(Structured figure records)
------------------------------------------------------------------------

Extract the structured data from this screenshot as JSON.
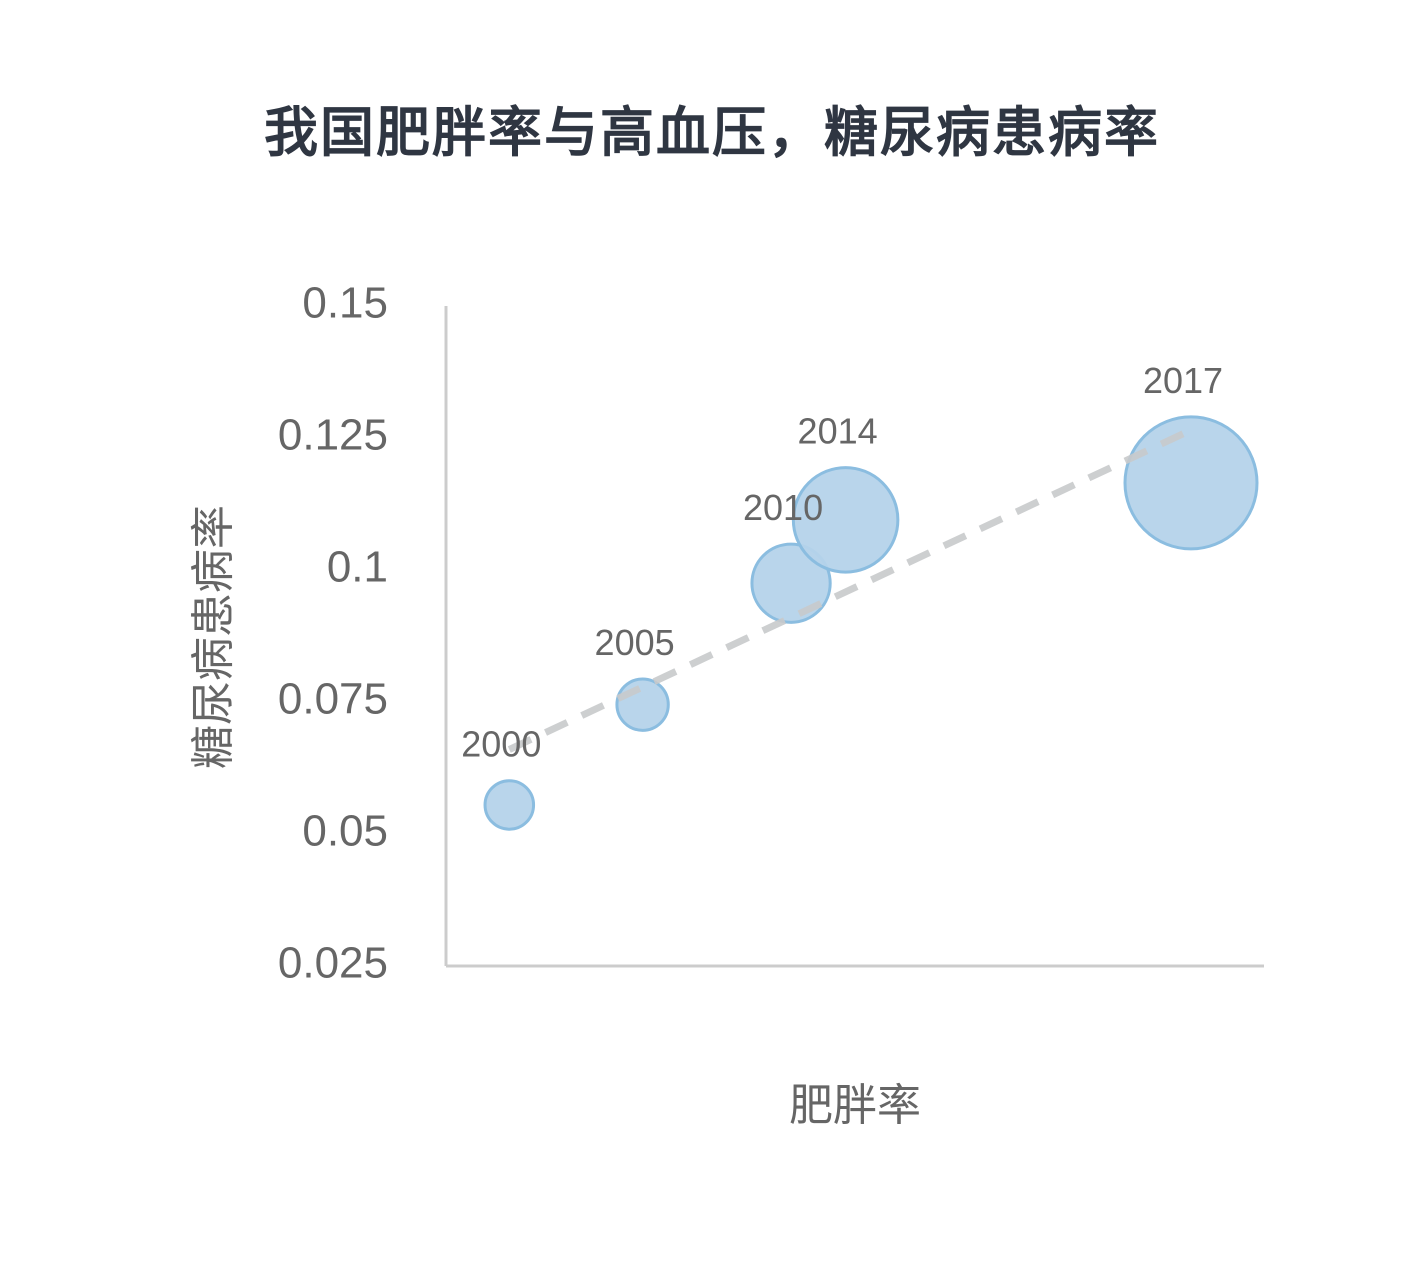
{
  "chart_data": {
    "type": "scatter",
    "subtype": "bubble",
    "title": "我国肥胖率与高血压，糖尿病患病率",
    "xlabel": "肥胖率",
    "ylabel": "糖尿病患病率",
    "ylim": [
      0.025,
      0.15
    ],
    "yticks": [
      "0.15",
      "0.125",
      "0.1",
      "0.075",
      "0.05",
      "0.025"
    ],
    "xlim": [
      0,
      2.35
    ],
    "x_tick_labels_shown": false,
    "grid": false,
    "legend": "none",
    "colors": {
      "bubble_fill": "#b5d3ea",
      "bubble_stroke": "#8bbde0",
      "trendline": "#c8cacc",
      "axis": "#cccccc",
      "text": "#666666",
      "title": "#2f3642"
    },
    "points": [
      {
        "label": "2000",
        "x": 0.1,
        "y": 0.0555,
        "size": 0.25
      },
      {
        "label": "2005",
        "x": 0.54,
        "y": 0.0745,
        "size": 0.28
      },
      {
        "label": "2010",
        "x": 1.03,
        "y": 0.0975,
        "size": 0.65
      },
      {
        "label": "2014",
        "x": 1.21,
        "y": 0.1095,
        "size": 1.16
      },
      {
        "label": "2017",
        "x": 2.35,
        "y": 0.1165,
        "size": 1.85
      }
    ],
    "trendline": {
      "style": "dashed",
      "start": {
        "x": 0.1,
        "y": 0.066
      },
      "end": {
        "x": 2.35,
        "y": 0.1265
      }
    }
  }
}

------------------------------------------------------------------------

## What is needed:
From the listing above, collect each line in which the string "糖尿病患病率" appears.

## Finished answer:
    "title": "我国肥胖率与高血压，糖尿病患病率",
    "ylabel": "糖尿病患病率",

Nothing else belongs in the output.